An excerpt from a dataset

-- Begin --

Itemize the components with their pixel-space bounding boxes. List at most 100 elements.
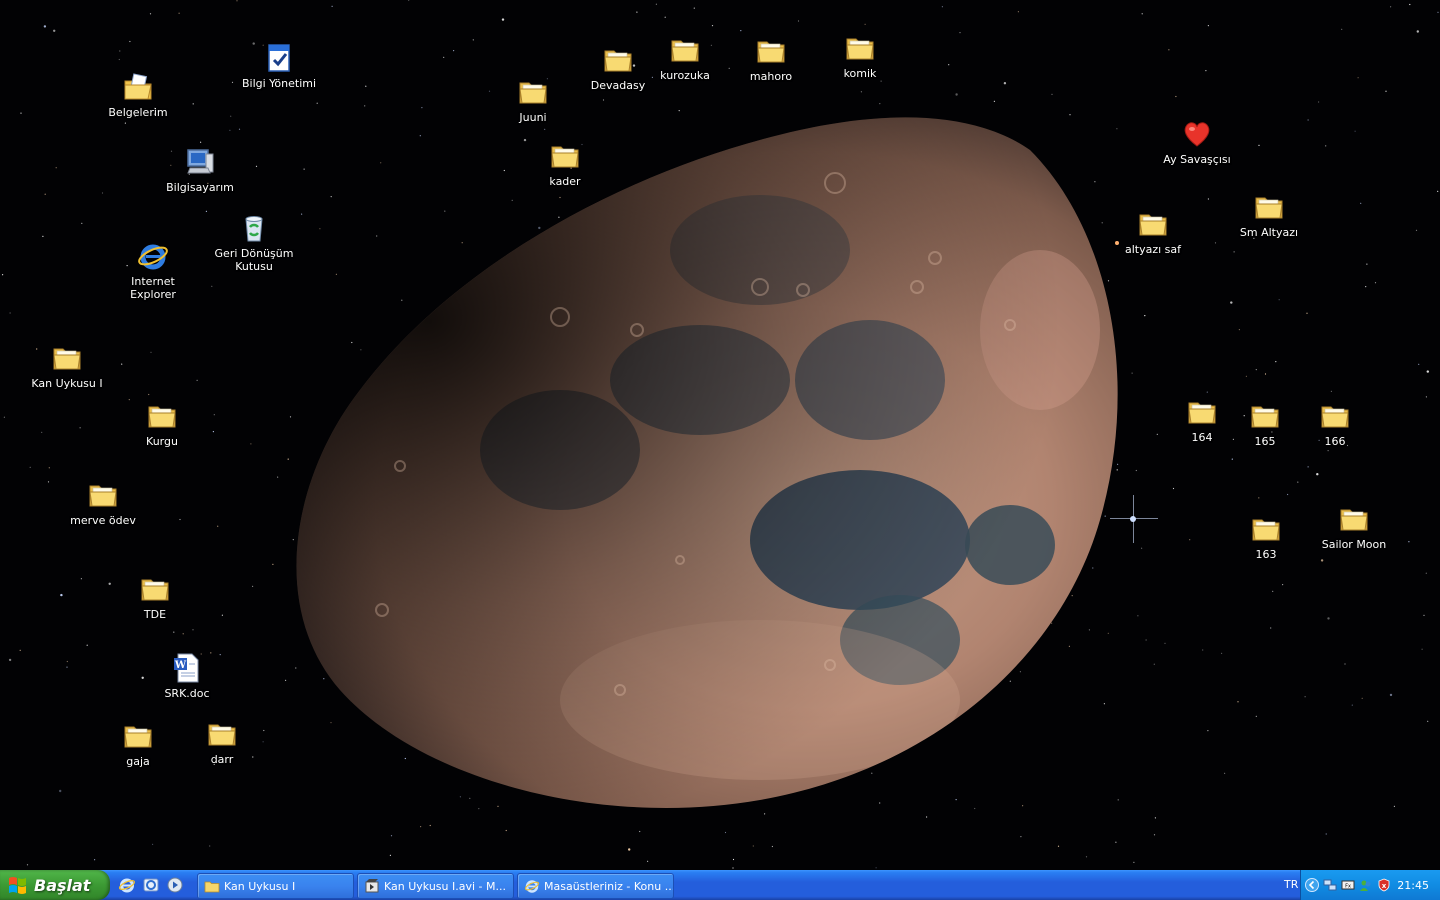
folder-163[interactable]: 163 xyxy=(1221,513,1311,561)
computer-icon xyxy=(187,149,214,174)
folder-altyazi-saf[interactable]: altyazı saf xyxy=(1108,208,1198,256)
folder-darr[interactable]: darr xyxy=(177,718,267,766)
icon-label: darr xyxy=(210,753,234,766)
icon-label: Juuni xyxy=(519,111,547,124)
folder-sailor-moon[interactable]: Sailor Moon xyxy=(1309,503,1399,551)
folder-icon xyxy=(1255,197,1283,219)
network-icon[interactable] xyxy=(1323,878,1337,892)
my-documents-icon xyxy=(124,73,152,100)
icon-label: komik xyxy=(843,67,877,80)
desktop[interactable]: Bilgi Yönetimi Belgelerim Bilgisayarım G… xyxy=(0,0,1440,870)
folder-kurozuka[interactable]: kurozuka xyxy=(640,34,730,82)
quick-launch-bar xyxy=(118,870,184,900)
folder-icon xyxy=(204,881,220,893)
folder-tde[interactable]: TDE xyxy=(110,573,200,621)
svg-text:W: W xyxy=(174,660,187,671)
icon-label: 166 xyxy=(1324,435,1346,448)
folder-icon xyxy=(1188,402,1216,424)
taskbar-button-browser[interactable]: Masaüstleriniz - Konu ... xyxy=(517,873,674,899)
svg-text:Fx: Fx xyxy=(1345,884,1351,890)
icon-label: Bilgi Yönetimi xyxy=(241,77,317,90)
chevron-left-icon[interactable] xyxy=(1305,878,1319,892)
outlook-express-icon[interactable] xyxy=(142,876,160,894)
icon-label: 163 xyxy=(1255,548,1277,561)
clock[interactable]: 21:45 xyxy=(1397,879,1429,892)
icon-label: Belgelerim xyxy=(108,106,168,119)
folder-icon xyxy=(1252,519,1280,541)
task-label: Kan Uykusu I.avi - M... xyxy=(384,879,506,893)
icon-label: SRK.doc xyxy=(164,687,210,700)
recycle-bin-icon xyxy=(245,216,263,242)
folder-166[interactable]: 166 xyxy=(1290,400,1380,448)
keyboard-icon[interactable]: Fx xyxy=(1341,878,1355,892)
icon-label: mahoro xyxy=(749,70,793,83)
folder-icon xyxy=(1251,406,1279,428)
folder-icon xyxy=(551,146,579,168)
language-indicator[interactable]: TR xyxy=(1284,870,1298,900)
system-tray: Fx x 21:45 xyxy=(1300,870,1440,900)
icon-label: gaja xyxy=(126,755,150,768)
internet-explorer-shortcut[interactable]: Internet Explorer xyxy=(108,240,198,301)
folder-icon xyxy=(53,348,81,370)
taskbar: Başlat Kan Uykusu I Kan Uykusu I.avi - M… xyxy=(0,870,1440,900)
srk-doc-file[interactable]: W SRK.doc xyxy=(142,652,232,700)
document-check-icon xyxy=(268,44,290,72)
folder-mahoro[interactable]: mahoro xyxy=(726,35,816,83)
word-document-icon: W xyxy=(174,653,199,683)
bilgisayarim-shortcut[interactable]: Bilgisayarım xyxy=(155,146,245,194)
folder-icon xyxy=(141,579,169,601)
folder-icon xyxy=(757,41,785,63)
folder-icon xyxy=(846,38,874,60)
folder-icon xyxy=(148,406,176,428)
ie-icon[interactable] xyxy=(118,876,136,894)
folder-kader[interactable]: kader xyxy=(520,140,610,188)
task-label: Kan Uykusu I xyxy=(224,879,296,893)
folder-icon xyxy=(671,40,699,62)
folder-icon xyxy=(124,726,152,748)
folder-icon xyxy=(1139,214,1167,236)
messenger-icon[interactable] xyxy=(1359,878,1373,892)
icon-label: Geri Dönüşüm Kutusu xyxy=(214,247,294,273)
heart-icon xyxy=(1184,122,1210,147)
ie-icon xyxy=(525,880,539,893)
icon-label: Ay Savaşçısı xyxy=(1163,153,1231,166)
start-label: Başlat xyxy=(34,875,91,895)
internet-explorer-icon xyxy=(138,244,168,270)
media-player-icon[interactable] xyxy=(166,876,184,894)
bilgi-yonetimi-shortcut[interactable]: Bilgi Yönetimi xyxy=(234,42,324,90)
icon-label: TDE xyxy=(143,608,167,621)
folder-icon xyxy=(208,724,236,746)
folder-merve-odev[interactable]: merve ödev xyxy=(58,479,148,527)
icon-label: Sailor Moon xyxy=(1321,538,1387,551)
icon-label: merve ödev xyxy=(70,514,136,527)
folder-kurgu[interactable]: Kurgu xyxy=(117,400,207,448)
start-button[interactable]: Başlat xyxy=(0,870,110,900)
icon-label: Kurgu xyxy=(146,435,178,448)
svg-text:x: x xyxy=(1382,882,1387,890)
folder-gaja[interactable]: gaja xyxy=(93,720,183,768)
folder-icon xyxy=(604,50,632,72)
folder-icon xyxy=(519,82,547,104)
taskbar-button-kan-uykusu-folder[interactable]: Kan Uykusu I xyxy=(197,873,354,899)
taskbar-button-media-player[interactable]: Kan Uykusu I.avi - M... xyxy=(357,873,514,899)
icon-label: Sm Altyazı xyxy=(1239,226,1299,239)
windows-flag-icon xyxy=(9,877,26,894)
folder-icon xyxy=(1321,406,1349,428)
belgelerim-shortcut[interactable]: Belgelerim xyxy=(93,71,183,119)
security-shield-icon[interactable]: x xyxy=(1377,878,1391,892)
icon-label: Bilgisayarım xyxy=(166,181,234,194)
folder-icon xyxy=(1340,509,1368,531)
icon-label: Kan Uykusu I xyxy=(31,377,103,390)
icon-label: kurozuka xyxy=(660,69,710,82)
folder-icon xyxy=(89,485,117,507)
folder-kan-uykusu-i[interactable]: Kan Uykusu I xyxy=(22,342,112,390)
icon-label: altyazı saf xyxy=(1124,243,1182,256)
icon-label: kader xyxy=(549,175,581,188)
geri-donusum-kutusu-shortcut[interactable]: Geri Dönüşüm Kutusu xyxy=(209,212,299,273)
icon-label: Internet Explorer xyxy=(130,275,176,301)
task-label: Masaüstleriniz - Konu ... xyxy=(544,879,673,893)
folder-juuni[interactable]: Juuni xyxy=(488,76,578,124)
folder-sm-altyazi[interactable]: Sm Altyazı xyxy=(1224,191,1314,239)
folder-komik[interactable]: komik xyxy=(815,32,905,80)
ay-savascisi-shortcut[interactable]: Ay Savaşçısı xyxy=(1152,118,1242,166)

-- End --

Find each line of the records above that contains the string "player" and copy it out. Case counts.

media-player-icon[interactable] xyxy=(166,876,184,894)
taskbar-button-media-player[interactable]: Kan Uykusu I.avi - M... xyxy=(357,873,514,899)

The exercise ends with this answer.